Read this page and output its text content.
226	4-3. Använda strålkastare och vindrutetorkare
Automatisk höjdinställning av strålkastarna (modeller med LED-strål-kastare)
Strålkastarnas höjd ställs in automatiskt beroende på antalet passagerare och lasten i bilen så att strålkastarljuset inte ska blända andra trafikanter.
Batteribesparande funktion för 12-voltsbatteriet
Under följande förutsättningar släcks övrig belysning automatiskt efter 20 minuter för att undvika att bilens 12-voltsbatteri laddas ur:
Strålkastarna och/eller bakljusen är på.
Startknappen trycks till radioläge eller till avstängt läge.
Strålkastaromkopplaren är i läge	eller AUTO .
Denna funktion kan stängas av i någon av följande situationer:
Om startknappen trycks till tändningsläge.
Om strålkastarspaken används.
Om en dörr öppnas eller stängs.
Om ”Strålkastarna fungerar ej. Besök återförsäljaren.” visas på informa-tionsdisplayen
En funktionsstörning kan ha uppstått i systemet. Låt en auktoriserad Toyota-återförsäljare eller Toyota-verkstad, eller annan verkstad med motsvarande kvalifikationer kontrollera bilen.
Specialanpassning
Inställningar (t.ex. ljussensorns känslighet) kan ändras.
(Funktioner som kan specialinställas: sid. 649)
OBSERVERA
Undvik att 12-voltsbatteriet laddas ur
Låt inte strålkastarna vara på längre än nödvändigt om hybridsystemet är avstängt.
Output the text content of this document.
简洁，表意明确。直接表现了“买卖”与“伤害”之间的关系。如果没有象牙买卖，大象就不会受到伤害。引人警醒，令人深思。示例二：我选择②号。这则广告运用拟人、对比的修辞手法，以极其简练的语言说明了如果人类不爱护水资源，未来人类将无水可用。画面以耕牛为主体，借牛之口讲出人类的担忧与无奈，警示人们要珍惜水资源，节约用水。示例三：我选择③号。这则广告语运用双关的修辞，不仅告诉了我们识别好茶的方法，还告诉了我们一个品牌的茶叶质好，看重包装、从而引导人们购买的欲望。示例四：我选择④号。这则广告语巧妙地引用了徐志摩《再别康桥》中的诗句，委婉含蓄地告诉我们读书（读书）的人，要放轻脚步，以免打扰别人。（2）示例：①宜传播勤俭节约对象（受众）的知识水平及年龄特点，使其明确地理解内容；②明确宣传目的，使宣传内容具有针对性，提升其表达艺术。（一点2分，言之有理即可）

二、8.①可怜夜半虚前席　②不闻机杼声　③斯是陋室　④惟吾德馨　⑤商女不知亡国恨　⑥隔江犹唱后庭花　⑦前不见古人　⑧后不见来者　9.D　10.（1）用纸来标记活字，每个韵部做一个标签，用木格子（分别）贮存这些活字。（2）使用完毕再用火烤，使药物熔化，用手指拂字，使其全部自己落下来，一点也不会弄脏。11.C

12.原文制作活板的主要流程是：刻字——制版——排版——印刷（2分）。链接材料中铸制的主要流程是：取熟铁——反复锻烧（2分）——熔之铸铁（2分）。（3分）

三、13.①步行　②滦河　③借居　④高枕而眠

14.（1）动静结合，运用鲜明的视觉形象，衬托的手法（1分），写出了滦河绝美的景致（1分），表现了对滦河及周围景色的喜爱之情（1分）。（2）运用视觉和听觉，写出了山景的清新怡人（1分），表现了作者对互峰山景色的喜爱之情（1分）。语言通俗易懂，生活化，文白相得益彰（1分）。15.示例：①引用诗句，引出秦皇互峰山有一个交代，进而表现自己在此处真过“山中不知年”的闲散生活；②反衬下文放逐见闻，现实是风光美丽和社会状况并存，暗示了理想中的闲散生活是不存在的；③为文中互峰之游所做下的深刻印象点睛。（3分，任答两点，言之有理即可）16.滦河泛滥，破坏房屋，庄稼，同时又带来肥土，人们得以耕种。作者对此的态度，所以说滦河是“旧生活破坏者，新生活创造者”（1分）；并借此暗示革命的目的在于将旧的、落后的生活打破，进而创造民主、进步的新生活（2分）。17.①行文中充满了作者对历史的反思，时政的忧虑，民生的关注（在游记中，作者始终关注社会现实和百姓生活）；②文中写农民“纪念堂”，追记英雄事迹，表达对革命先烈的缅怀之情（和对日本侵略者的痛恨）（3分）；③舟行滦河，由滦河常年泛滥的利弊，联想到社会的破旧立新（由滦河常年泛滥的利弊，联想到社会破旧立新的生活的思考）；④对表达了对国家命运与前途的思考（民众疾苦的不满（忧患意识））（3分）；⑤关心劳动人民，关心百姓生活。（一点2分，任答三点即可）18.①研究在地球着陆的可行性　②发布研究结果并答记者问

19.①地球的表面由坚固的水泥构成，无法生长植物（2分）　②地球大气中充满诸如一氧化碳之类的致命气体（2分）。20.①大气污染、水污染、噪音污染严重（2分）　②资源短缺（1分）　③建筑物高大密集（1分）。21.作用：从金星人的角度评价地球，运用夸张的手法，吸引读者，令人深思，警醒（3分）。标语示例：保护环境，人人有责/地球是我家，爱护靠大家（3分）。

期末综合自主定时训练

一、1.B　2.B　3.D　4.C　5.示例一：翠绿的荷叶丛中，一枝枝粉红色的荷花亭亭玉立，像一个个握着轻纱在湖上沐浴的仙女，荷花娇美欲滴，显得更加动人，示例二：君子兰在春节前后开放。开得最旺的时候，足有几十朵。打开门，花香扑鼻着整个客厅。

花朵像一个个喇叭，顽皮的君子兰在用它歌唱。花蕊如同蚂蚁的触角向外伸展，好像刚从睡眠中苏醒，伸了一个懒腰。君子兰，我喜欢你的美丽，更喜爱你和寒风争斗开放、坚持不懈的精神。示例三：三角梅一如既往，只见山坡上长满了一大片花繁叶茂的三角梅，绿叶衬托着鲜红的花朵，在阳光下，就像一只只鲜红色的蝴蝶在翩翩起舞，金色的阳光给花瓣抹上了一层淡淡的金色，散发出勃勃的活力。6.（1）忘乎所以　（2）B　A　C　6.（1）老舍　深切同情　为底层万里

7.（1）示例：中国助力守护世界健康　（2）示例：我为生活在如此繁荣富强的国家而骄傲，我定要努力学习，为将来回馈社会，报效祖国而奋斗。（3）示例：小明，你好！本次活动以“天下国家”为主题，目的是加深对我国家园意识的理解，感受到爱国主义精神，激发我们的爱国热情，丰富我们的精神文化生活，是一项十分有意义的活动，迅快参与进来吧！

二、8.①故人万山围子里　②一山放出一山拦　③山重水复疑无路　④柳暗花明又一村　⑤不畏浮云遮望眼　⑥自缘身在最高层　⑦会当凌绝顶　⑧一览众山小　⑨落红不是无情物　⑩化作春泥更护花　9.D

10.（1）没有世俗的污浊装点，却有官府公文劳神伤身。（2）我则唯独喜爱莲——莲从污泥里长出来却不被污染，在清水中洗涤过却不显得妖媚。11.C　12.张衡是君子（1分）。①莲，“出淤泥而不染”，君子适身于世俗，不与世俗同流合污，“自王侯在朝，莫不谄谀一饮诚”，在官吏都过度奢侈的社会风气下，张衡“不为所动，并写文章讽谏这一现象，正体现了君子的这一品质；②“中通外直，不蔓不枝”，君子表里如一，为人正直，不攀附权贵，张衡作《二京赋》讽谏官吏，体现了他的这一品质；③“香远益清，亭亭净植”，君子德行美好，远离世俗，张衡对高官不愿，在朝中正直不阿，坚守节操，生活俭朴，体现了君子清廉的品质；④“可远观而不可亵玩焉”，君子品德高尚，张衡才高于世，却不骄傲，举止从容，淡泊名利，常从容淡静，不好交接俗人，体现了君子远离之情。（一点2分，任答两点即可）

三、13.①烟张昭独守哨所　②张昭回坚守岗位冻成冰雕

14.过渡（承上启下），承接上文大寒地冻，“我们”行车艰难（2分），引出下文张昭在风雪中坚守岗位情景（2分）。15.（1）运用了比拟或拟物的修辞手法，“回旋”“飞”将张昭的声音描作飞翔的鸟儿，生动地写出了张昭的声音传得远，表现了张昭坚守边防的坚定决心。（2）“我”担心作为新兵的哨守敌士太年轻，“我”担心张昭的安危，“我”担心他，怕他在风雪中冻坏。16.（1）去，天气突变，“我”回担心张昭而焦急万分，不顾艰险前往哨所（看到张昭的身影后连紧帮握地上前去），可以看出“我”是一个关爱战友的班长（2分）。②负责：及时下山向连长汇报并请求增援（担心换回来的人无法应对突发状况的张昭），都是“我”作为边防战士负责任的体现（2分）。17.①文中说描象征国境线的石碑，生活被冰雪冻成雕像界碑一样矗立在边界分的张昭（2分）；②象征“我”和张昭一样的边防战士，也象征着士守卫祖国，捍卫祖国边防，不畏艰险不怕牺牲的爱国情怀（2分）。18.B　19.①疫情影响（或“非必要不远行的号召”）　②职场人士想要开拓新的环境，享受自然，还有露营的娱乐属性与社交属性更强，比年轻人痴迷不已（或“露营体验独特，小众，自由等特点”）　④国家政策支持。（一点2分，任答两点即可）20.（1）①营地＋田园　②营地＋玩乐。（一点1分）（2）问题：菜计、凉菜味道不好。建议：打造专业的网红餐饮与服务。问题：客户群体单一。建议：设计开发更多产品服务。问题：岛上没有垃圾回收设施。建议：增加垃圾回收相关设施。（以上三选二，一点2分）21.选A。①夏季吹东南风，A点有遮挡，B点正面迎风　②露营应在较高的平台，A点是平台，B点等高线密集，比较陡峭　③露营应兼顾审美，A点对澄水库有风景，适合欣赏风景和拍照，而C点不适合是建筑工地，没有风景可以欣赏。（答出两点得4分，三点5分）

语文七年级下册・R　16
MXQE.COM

+ + + + + + +

** GOAL **
Write out every line from the entries where "laddas" appears.

** ANSWER TO THE EXERCISE **
Under följande förutsättningar släcks övrig belysning automatiskt efter 20 minuter för att undvika att bilens 12-voltsbatteri laddas ur:
Undvik att 12-voltsbatteriet laddas ur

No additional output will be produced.